**What the exercise asks**
Count how many lines hold the string "比对说明". Answer with that number and nothing more.

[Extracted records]
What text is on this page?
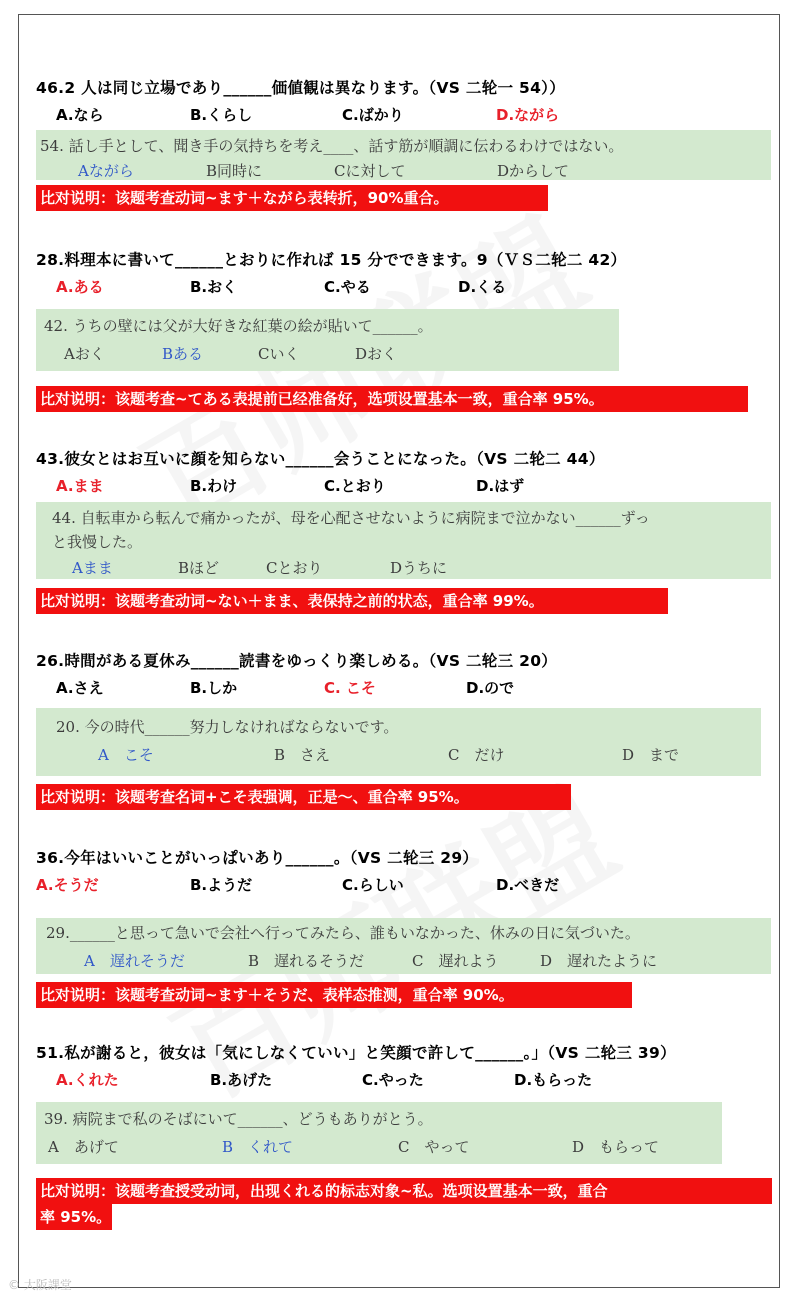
46.2 人は同じ立場であり______価値観は異なります。（VS 二轮一 54））
A.なら	B.くらし	C.ばかり	D.ながら
54. 話し手として、聞き手の気持ちを考え____、話す筋が順調に伝わるわけではない。
Aながら	B同時に	Cに対して	Dからして
比对说明：该题考查动词~ます＋ながら表转折，90%重合。
28.料理本に書いて______とおりに作れば 15 分でできます。9（ＶＳ二轮二 42）
A.ある	B.おく	C.やる	D.くる
42. うちの壁には父が大好きな紅葉の絵が貼いて______。
Aおく	Bある	Cいく	Dおく
比对说明：该题考查~てある表提前已经准备好，选项设置基本一致，重合率 95%。
43.彼女とはお互いに顔を知らない______会うことになった。（VS 二轮二 44）
A.まま	B.わけ	C.とおり	D.はず
44. 自転車から転んで痛かったが、母を心配させないように病院まで泣かない______ずっ
と我慢した。
Aまま	Bほど	Cとおり	Dうちに
比对说明：该题考查动词~ない＋まま、表保持之前的状态，重合率 99%。
26.時間がある夏休み______読書をゆっくり楽しめる。（VS 二轮三 20）
A.さえ	B.しか	C. こそ	D.ので
20. 今の時代______努力しなければならないです。
A　こそ	B　さえ	C　だけ	D　まで
比对说明：该题考查名词+こそ表强调，正是～、重合率 95%。
36.今年はいいことがいっぱいあり______。（VS 二轮三 29）
A.そうだ	B.ようだ	C.らしい	D.べきだ
29.______と思って急いで会社へ行ってみたら、誰もいなかった、休みの日に気づいた。
A　遅れそうだ	B　遅れるそうだ	C　遅れよう	D　遅れたように
比对说明：该题考查动词~ます＋そうだ、表样态推测，重合率 90%。
51.私が謝ると，彼女は「気にしなくていい」と笑顔で許して______。」（VS 二轮三 39）
A.くれた	B.あげた	C.やった	D.もらった
39. 病院まで私のそばにいて______、どうもありがとう。
A　あげて	B　くれて	C　やって	D　もらって
比对说明：该题考查授受动词，出现くれる的标志对象~私。选项设置基本一致，重合
率 95%。
© 大阪課堂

**Solution to this task**
6